• [The task] Determine which lines contain the word "Índice", then copy those lines.

• [Data excerpts]
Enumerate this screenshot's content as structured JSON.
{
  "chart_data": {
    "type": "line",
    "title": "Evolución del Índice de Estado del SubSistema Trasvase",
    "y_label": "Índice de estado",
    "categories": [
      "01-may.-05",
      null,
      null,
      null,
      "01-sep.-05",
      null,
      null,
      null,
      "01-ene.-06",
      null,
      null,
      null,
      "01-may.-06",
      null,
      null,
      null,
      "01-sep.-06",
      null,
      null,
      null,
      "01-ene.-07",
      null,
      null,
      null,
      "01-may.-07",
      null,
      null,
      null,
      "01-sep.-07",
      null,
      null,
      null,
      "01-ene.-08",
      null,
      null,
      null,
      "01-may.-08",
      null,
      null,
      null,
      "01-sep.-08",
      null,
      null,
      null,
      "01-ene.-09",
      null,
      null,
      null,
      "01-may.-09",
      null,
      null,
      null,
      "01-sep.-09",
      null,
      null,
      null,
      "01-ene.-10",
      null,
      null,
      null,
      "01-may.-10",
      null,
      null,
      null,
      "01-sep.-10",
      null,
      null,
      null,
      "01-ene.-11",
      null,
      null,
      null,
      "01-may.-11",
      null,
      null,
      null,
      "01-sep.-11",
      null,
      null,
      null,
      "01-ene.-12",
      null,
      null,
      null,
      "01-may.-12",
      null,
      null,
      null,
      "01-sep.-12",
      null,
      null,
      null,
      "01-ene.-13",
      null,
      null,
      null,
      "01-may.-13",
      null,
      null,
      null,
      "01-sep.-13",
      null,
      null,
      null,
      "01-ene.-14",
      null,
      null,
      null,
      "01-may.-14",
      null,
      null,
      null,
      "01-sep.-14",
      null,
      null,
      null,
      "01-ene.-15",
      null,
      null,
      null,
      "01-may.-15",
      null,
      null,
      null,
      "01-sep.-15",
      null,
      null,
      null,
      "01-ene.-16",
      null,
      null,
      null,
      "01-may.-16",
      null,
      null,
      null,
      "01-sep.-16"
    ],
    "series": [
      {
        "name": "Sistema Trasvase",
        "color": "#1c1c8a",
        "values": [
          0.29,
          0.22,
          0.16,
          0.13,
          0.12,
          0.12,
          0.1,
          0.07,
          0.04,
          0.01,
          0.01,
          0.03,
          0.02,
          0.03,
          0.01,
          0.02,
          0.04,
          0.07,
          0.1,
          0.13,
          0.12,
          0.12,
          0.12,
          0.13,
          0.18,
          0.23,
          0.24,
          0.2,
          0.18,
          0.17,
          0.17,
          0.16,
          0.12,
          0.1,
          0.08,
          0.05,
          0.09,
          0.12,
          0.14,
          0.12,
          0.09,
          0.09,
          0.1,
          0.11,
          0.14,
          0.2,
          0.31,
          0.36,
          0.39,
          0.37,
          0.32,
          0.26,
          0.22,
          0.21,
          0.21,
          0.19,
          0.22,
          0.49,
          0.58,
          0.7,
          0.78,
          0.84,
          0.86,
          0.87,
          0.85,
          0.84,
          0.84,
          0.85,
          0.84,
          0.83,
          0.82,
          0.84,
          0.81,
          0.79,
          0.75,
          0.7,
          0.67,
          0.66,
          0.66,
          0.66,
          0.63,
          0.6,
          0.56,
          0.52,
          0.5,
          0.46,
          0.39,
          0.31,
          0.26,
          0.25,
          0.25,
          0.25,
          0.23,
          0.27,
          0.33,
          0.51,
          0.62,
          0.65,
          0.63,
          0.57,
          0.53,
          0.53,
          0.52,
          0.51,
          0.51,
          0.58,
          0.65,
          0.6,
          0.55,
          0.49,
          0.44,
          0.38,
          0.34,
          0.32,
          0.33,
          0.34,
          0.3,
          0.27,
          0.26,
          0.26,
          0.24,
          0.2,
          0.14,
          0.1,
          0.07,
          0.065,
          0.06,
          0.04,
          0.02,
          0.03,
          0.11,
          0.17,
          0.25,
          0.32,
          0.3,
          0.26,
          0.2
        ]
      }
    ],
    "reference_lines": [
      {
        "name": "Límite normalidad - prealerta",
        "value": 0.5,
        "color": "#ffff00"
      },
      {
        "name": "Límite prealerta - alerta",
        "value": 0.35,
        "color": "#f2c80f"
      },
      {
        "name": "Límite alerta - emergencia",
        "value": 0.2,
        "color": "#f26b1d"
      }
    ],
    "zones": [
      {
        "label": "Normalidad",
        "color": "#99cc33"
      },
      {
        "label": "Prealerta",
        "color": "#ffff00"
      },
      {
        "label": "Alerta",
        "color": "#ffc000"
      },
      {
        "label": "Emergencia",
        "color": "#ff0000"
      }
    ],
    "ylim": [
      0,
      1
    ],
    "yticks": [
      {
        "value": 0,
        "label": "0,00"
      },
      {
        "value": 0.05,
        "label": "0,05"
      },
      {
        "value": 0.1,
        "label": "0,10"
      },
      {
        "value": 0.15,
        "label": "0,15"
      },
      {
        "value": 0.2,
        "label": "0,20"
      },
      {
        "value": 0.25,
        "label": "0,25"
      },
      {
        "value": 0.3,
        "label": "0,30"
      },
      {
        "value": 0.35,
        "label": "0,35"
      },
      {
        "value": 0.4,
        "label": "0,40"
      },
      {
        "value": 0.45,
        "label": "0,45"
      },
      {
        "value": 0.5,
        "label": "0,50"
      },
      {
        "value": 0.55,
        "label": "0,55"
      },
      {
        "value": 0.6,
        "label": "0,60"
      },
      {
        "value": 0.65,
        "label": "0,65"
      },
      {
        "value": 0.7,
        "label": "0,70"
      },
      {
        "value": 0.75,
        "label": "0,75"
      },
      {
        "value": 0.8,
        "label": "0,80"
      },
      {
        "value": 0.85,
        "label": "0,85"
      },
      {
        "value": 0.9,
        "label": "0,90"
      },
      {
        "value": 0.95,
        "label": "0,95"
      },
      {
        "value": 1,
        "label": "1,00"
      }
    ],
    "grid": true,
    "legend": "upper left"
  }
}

• [Output below]
    "title": "Evolución del Índice de Estado del SubSistema Trasvase",
    "y_label": "Índice de estado",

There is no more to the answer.